- [Material supplied]
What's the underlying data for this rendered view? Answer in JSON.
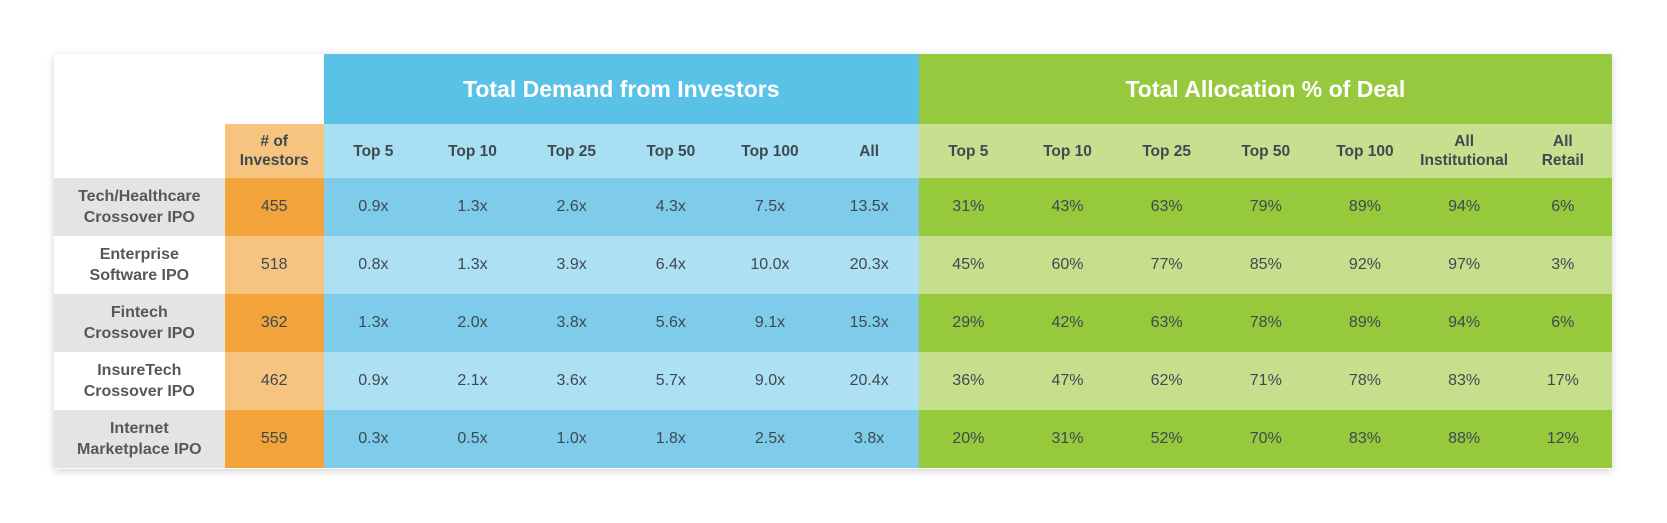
{
  "chart_data": {
    "type": "table",
    "title": "",
    "group_headers": {
      "demand": "Total Demand from Investors",
      "allocation": "Total Allocation % of Deal"
    },
    "investors_header": [
      "# of",
      "Investors"
    ],
    "demand_columns": [
      "Top 5",
      "Top 10",
      "Top 25",
      "Top 50",
      "Top 100",
      "All"
    ],
    "allocation_columns": [
      [
        "Top 5"
      ],
      [
        "Top 10"
      ],
      [
        "Top 25"
      ],
      [
        "Top 50"
      ],
      [
        "Top 100"
      ],
      [
        "All",
        "Institutional"
      ],
      [
        "All",
        "Retail"
      ]
    ],
    "rows": [
      {
        "label": [
          "Tech/Healthcare",
          "Crossover IPO"
        ],
        "investors": "455",
        "demand": [
          "0.9x",
          "1.3x",
          "2.6x",
          "4.3x",
          "7.5x",
          "13.5x"
        ],
        "allocation": [
          "31%",
          "43%",
          "63%",
          "79%",
          "89%",
          "94%",
          "6%"
        ]
      },
      {
        "label": [
          "Enterprise",
          "Software IPO"
        ],
        "investors": "518",
        "demand": [
          "0.8x",
          "1.3x",
          "3.9x",
          "6.4x",
          "10.0x",
          "20.3x"
        ],
        "allocation": [
          "45%",
          "60%",
          "77%",
          "85%",
          "92%",
          "97%",
          "3%"
        ]
      },
      {
        "label": [
          "Fintech",
          "Crossover IPO"
        ],
        "investors": "362",
        "demand": [
          "1.3x",
          "2.0x",
          "3.8x",
          "5.6x",
          "9.1x",
          "15.3x"
        ],
        "allocation": [
          "29%",
          "42%",
          "63%",
          "78%",
          "89%",
          "94%",
          "6%"
        ]
      },
      {
        "label": [
          "InsureTech",
          "Crossover IPO"
        ],
        "investors": "462",
        "demand": [
          "0.9x",
          "2.1x",
          "3.6x",
          "5.7x",
          "9.0x",
          "20.4x"
        ],
        "allocation": [
          "36%",
          "47%",
          "62%",
          "71%",
          "78%",
          "83%",
          "17%"
        ]
      },
      {
        "label": [
          "Internet",
          "Marketplace IPO"
        ],
        "investors": "559",
        "demand": [
          "0.3x",
          "0.5x",
          "1.0x",
          "1.8x",
          "2.5x",
          "3.8x"
        ],
        "allocation": [
          "20%",
          "31%",
          "52%",
          "70%",
          "83%",
          "88%",
          "12%"
        ]
      }
    ]
  },
  "colors": {
    "demand_header": "#5bc2e7",
    "allocation_header": "#96c93d",
    "investors_dark": "#f2a33a",
    "investors_light": "#f6c47f",
    "demand_dark": "#7ecbea",
    "demand_light": "#ade0f3",
    "allocation_dark": "#97c93c",
    "allocation_light": "#c6df8c",
    "label_gray": "#e4e4e4"
  }
}
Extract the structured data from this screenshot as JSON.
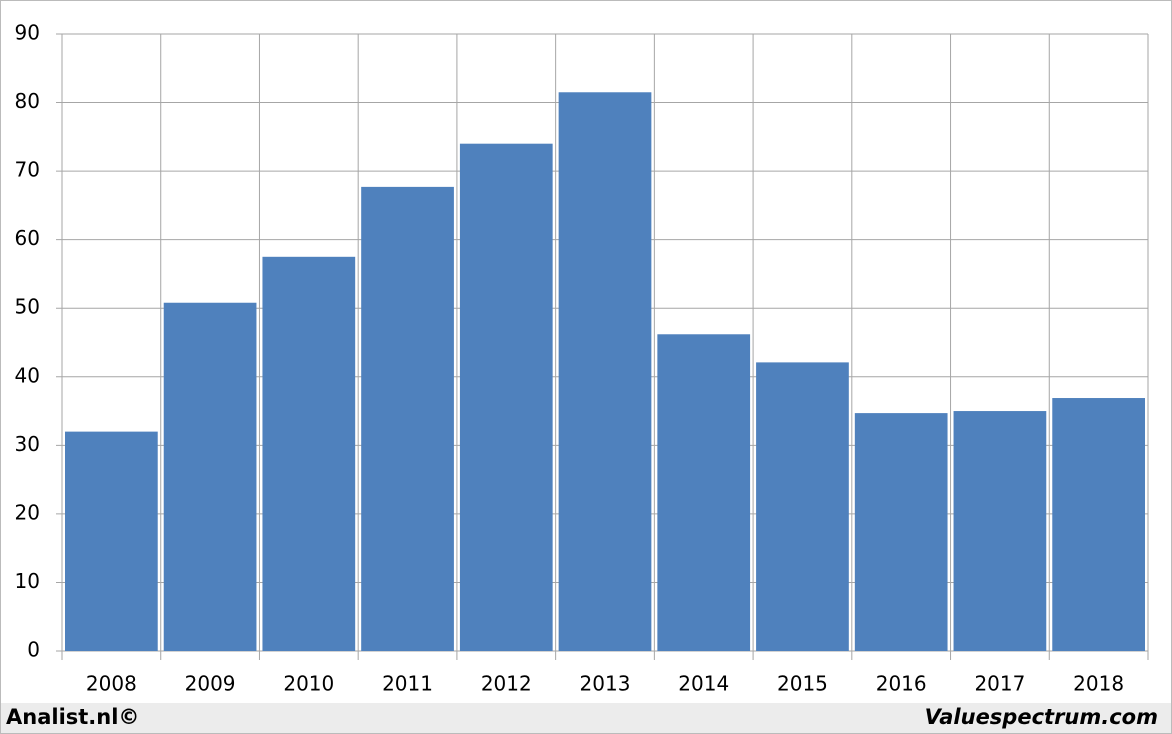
{
  "chart_data": {
    "type": "bar",
    "categories": [
      "2008",
      "2009",
      "2010",
      "2011",
      "2012",
      "2013",
      "2014",
      "2015",
      "2016",
      "2017",
      "2018"
    ],
    "values": [
      32,
      50.8,
      57.5,
      67.7,
      74,
      81.5,
      46.2,
      42.1,
      34.7,
      35,
      36.9
    ],
    "color": "#4f81bd",
    "ylim": [
      0,
      90
    ],
    "yticks": [
      0,
      10,
      20,
      30,
      40,
      50,
      60,
      70,
      80,
      90
    ],
    "grid": true,
    "credits": [
      "Analist.nl©",
      "Valuespectrum.com"
    ]
  }
}
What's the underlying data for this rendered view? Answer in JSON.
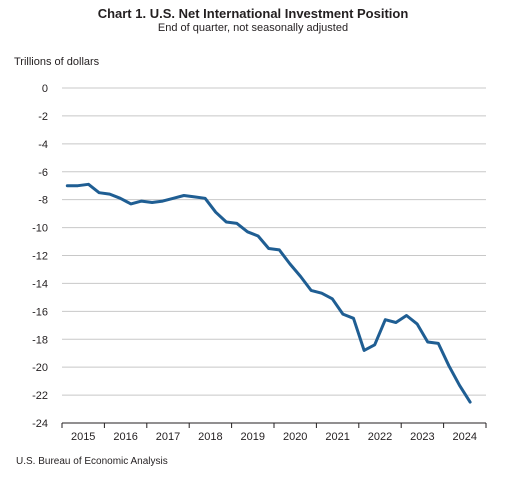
{
  "chart_data": {
    "type": "line",
    "title": "Chart 1. U.S. Net International Investment Position",
    "subtitle": "End of quarter, not seasonally adjusted",
    "ylabel": "Trillions of dollars",
    "xlabel": "",
    "ylim": [
      -24,
      0
    ],
    "yticks": [
      0,
      -2,
      -4,
      -6,
      -8,
      -10,
      -12,
      -14,
      -16,
      -18,
      -20,
      -22,
      -24
    ],
    "xlim": [
      2014.75,
      2024.75
    ],
    "xticks": [
      "2015",
      "2016",
      "2017",
      "2018",
      "2019",
      "2020",
      "2021",
      "2022",
      "2023",
      "2024"
    ],
    "grid": true,
    "series": [
      {
        "color": "#1f5e93",
        "x": [
          2014.875,
          2015.125,
          2015.375,
          2015.625,
          2015.875,
          2016.125,
          2016.375,
          2016.625,
          2016.875,
          2017.125,
          2017.375,
          2017.625,
          2017.875,
          2018.125,
          2018.375,
          2018.625,
          2018.875,
          2019.125,
          2019.375,
          2019.625,
          2019.875,
          2020.125,
          2020.375,
          2020.625,
          2020.875,
          2021.125,
          2021.375,
          2021.625,
          2021.875,
          2022.125,
          2022.375,
          2022.625,
          2022.875,
          2023.125,
          2023.375,
          2023.625,
          2023.875,
          2024.125,
          2024.375
        ],
        "values": [
          -7.0,
          -7.0,
          -6.9,
          -7.5,
          -7.6,
          -7.9,
          -8.3,
          -8.1,
          -8.2,
          -8.1,
          -7.9,
          -7.7,
          -7.8,
          -7.9,
          -8.9,
          -9.6,
          -9.7,
          -10.3,
          -10.6,
          -11.5,
          -11.6,
          -12.6,
          -13.5,
          -14.5,
          -14.7,
          -15.1,
          -16.2,
          -16.5,
          -18.8,
          -18.4,
          -16.6,
          -16.8,
          -16.3,
          -16.9,
          -18.2,
          -18.3,
          -19.9,
          -21.3,
          -22.5
        ]
      }
    ]
  },
  "source": "U.S. Bureau of Economic Analysis"
}
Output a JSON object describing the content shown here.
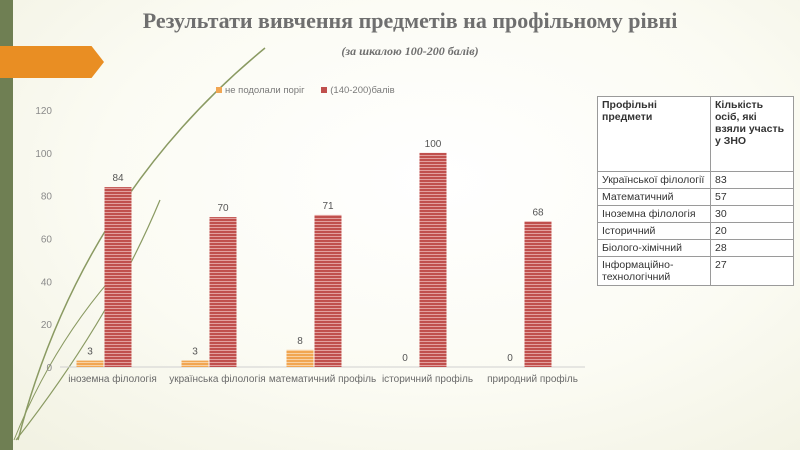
{
  "slide": {
    "title": "Результати вивчення предметів на  профільному рівні",
    "subtitle": "(за шкалою 100-200 балів)"
  },
  "chart_data": {
    "type": "bar",
    "categories": [
      "іноземна філологія",
      "українська філологія",
      "математичний профіль",
      "історичний профіль",
      "природний профіль"
    ],
    "series": [
      {
        "name": "не подолали поріг",
        "values": [
          3,
          3,
          8,
          0,
          0
        ],
        "color": "#f1a652"
      },
      {
        "name": "(140-200)балів",
        "values": [
          84,
          70,
          71,
          100,
          68
        ],
        "color": "#c0504d"
      }
    ],
    "ylim": [
      0,
      120
    ],
    "yticks": [
      0,
      20,
      40,
      60,
      80,
      100,
      120
    ],
    "legend_position": "top",
    "grid": false
  },
  "table": {
    "headers": [
      "Профільні предмети",
      "Кількість осіб, які взяли участь у ЗНО"
    ],
    "rows": [
      [
        "Української філології",
        "83"
      ],
      [
        "Математичний",
        "57"
      ],
      [
        "Іноземна філологія",
        "30"
      ],
      [
        "Історичний",
        "20"
      ],
      [
        "Біолого-хімічний",
        "28"
      ],
      [
        "Інформаційно-технологічний",
        "27"
      ]
    ]
  }
}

- [Directions]
Take the listing above and print it exactly, apart from the pictures.

- [The answer]
What's the underlying data for this rendered view? Answer in JSON.
{
  "chart_data": {
    "type": "table",
    "title": "",
    "group_headers": {
      "demand": "Total Demand from Investors",
      "allocation": "Total Allocation % of Deal"
    },
    "investors_header": [
      "# of",
      "Investors"
    ],
    "demand_columns": [
      "Top 5",
      "Top 10",
      "Top 25",
      "Top 50",
      "Top 100",
      "All"
    ],
    "allocation_columns": [
      [
        "Top 5"
      ],
      [
        "Top 10"
      ],
      [
        "Top 25"
      ],
      [
        "Top 50"
      ],
      [
        "Top 100"
      ],
      [
        "All",
        "Institutional"
      ],
      [
        "All",
        "Retail"
      ]
    ],
    "rows": [
      {
        "label": [
          "Tech/Healthcare",
          "Crossover IPO"
        ],
        "investors": "455",
        "demand": [
          "0.9x",
          "1.3x",
          "2.6x",
          "4.3x",
          "7.5x",
          "13.5x"
        ],
        "allocation": [
          "31%",
          "43%",
          "63%",
          "79%",
          "89%",
          "94%",
          "6%"
        ]
      },
      {
        "label": [
          "Enterprise",
          "Software IPO"
        ],
        "investors": "518",
        "demand": [
          "0.8x",
          "1.3x",
          "3.9x",
          "6.4x",
          "10.0x",
          "20.3x"
        ],
        "allocation": [
          "45%",
          "60%",
          "77%",
          "85%",
          "92%",
          "97%",
          "3%"
        ]
      },
      {
        "label": [
          "Fintech",
          "Crossover IPO"
        ],
        "investors": "362",
        "demand": [
          "1.3x",
          "2.0x",
          "3.8x",
          "5.6x",
          "9.1x",
          "15.3x"
        ],
        "allocation": [
          "29%",
          "42%",
          "63%",
          "78%",
          "89%",
          "94%",
          "6%"
        ]
      },
      {
        "label": [
          "InsureTech",
          "Crossover IPO"
        ],
        "investors": "462",
        "demand": [
          "0.9x",
          "2.1x",
          "3.6x",
          "5.7x",
          "9.0x",
          "20.4x"
        ],
        "allocation": [
          "36%",
          "47%",
          "62%",
          "71%",
          "78%",
          "83%",
          "17%"
        ]
      },
      {
        "label": [
          "Internet",
          "Marketplace IPO"
        ],
        "investors": "559",
        "demand": [
          "0.3x",
          "0.5x",
          "1.0x",
          "1.8x",
          "2.5x",
          "3.8x"
        ],
        "allocation": [
          "20%",
          "31%",
          "52%",
          "70%",
          "83%",
          "88%",
          "12%"
        ]
      }
    ]
  },
  "colors": {
    "demand_header": "#5bc2e7",
    "allocation_header": "#96c93d",
    "investors_dark": "#f2a33a",
    "investors_light": "#f6c47f",
    "demand_dark": "#7ecbea",
    "demand_light": "#ade0f3",
    "allocation_dark": "#97c93c",
    "allocation_light": "#c6df8c",
    "label_gray": "#e4e4e4"
  }
}
Extract the structured data from this screenshot as JSON.
{
  "chart_data": {
    "type": "bar",
    "categories": [
      "2008",
      "2009",
      "2010",
      "2011",
      "2012",
      "2013",
      "2014",
      "2015",
      "2016",
      "2017",
      "2018"
    ],
    "values": [
      32,
      50.8,
      57.5,
      67.7,
      74,
      81.5,
      46.2,
      42.1,
      34.7,
      35,
      36.9
    ],
    "color": "#4f81bd",
    "ylim": [
      0,
      90
    ],
    "yticks": [
      0,
      10,
      20,
      30,
      40,
      50,
      60,
      70,
      80,
      90
    ],
    "grid": true,
    "credits": [
      "Analist.nl©",
      "Valuespectrum.com"
    ]
  }
}
What's the underlying data for this rendered view? Answer in JSON.
{
  "chart_data": {
    "type": "line",
    "title": "Chart 1. U.S. Net International Investment Position",
    "subtitle": "End of quarter, not seasonally adjusted",
    "ylabel": "Trillions of dollars",
    "xlabel": "",
    "ylim": [
      -24,
      0
    ],
    "yticks": [
      0,
      -2,
      -4,
      -6,
      -8,
      -10,
      -12,
      -14,
      -16,
      -18,
      -20,
      -22,
      -24
    ],
    "xlim": [
      2014.75,
      2024.75
    ],
    "xticks": [
      "2015",
      "2016",
      "2017",
      "2018",
      "2019",
      "2020",
      "2021",
      "2022",
      "2023",
      "2024"
    ],
    "grid": true,
    "series": [
      {
        "color": "#1f5e93",
        "x": [
          2014.875,
          2015.125,
          2015.375,
          2015.625,
          2015.875,
          2016.125,
          2016.375,
          2016.625,
          2016.875,
          2017.125,
          2017.375,
          2017.625,
          2017.875,
          2018.125,
          2018.375,
          2018.625,
          2018.875,
          2019.125,
          2019.375,
          2019.625,
          2019.875,
          2020.125,
          2020.375,
          2020.625,
          2020.875,
          2021.125,
          2021.375,
          2021.625,
          2021.875,
          2022.125,
          2022.375,
          2022.625,
          2022.875,
          2023.125,
          2023.375,
          2023.625,
          2023.875,
          2024.125,
          2024.375
        ],
        "values": [
          -7.0,
          -7.0,
          -6.9,
          -7.5,
          -7.6,
          -7.9,
          -8.3,
          -8.1,
          -8.2,
          -8.1,
          -7.9,
          -7.7,
          -7.8,
          -7.9,
          -8.9,
          -9.6,
          -9.7,
          -10.3,
          -10.6,
          -11.5,
          -11.6,
          -12.6,
          -13.5,
          -14.5,
          -14.7,
          -15.1,
          -16.2,
          -16.5,
          -18.8,
          -18.4,
          -16.6,
          -16.8,
          -16.3,
          -16.9,
          -18.2,
          -18.3,
          -19.9,
          -21.3,
          -22.5
        ]
      }
    ]
  },
  "source": "U.S. Bureau of Economic Analysis"
}
Output a JSON object describing the content shown here.
{
  "slide": {
    "title": "Результати вивчення предметів на  профільному рівні",
    "subtitle": "(за шкалою 100-200 балів)"
  },
  "chart_data": {
    "type": "bar",
    "categories": [
      "іноземна філологія",
      "українська філологія",
      "математичний профіль",
      "історичний профіль",
      "природний профіль"
    ],
    "series": [
      {
        "name": "не подолали поріг",
        "values": [
          3,
          3,
          8,
          0,
          0
        ],
        "color": "#f1a652"
      },
      {
        "name": "(140-200)балів",
        "values": [
          84,
          70,
          71,
          100,
          68
        ],
        "color": "#c0504d"
      }
    ],
    "ylim": [
      0,
      120
    ],
    "yticks": [
      0,
      20,
      40,
      60,
      80,
      100,
      120
    ],
    "legend_position": "top",
    "grid": false
  },
  "table": {
    "headers": [
      "Профільні предмети",
      "Кількість осіб, які взяли участь у ЗНО"
    ],
    "rows": [
      [
        "Української філології",
        "83"
      ],
      [
        "Математичний",
        "57"
      ],
      [
        "Іноземна філологія",
        "30"
      ],
      [
        "Історичний",
        "20"
      ],
      [
        "Біолого-хімічний",
        "28"
      ],
      [
        "Інформаційно-технологічний",
        "27"
      ]
    ]
  }
}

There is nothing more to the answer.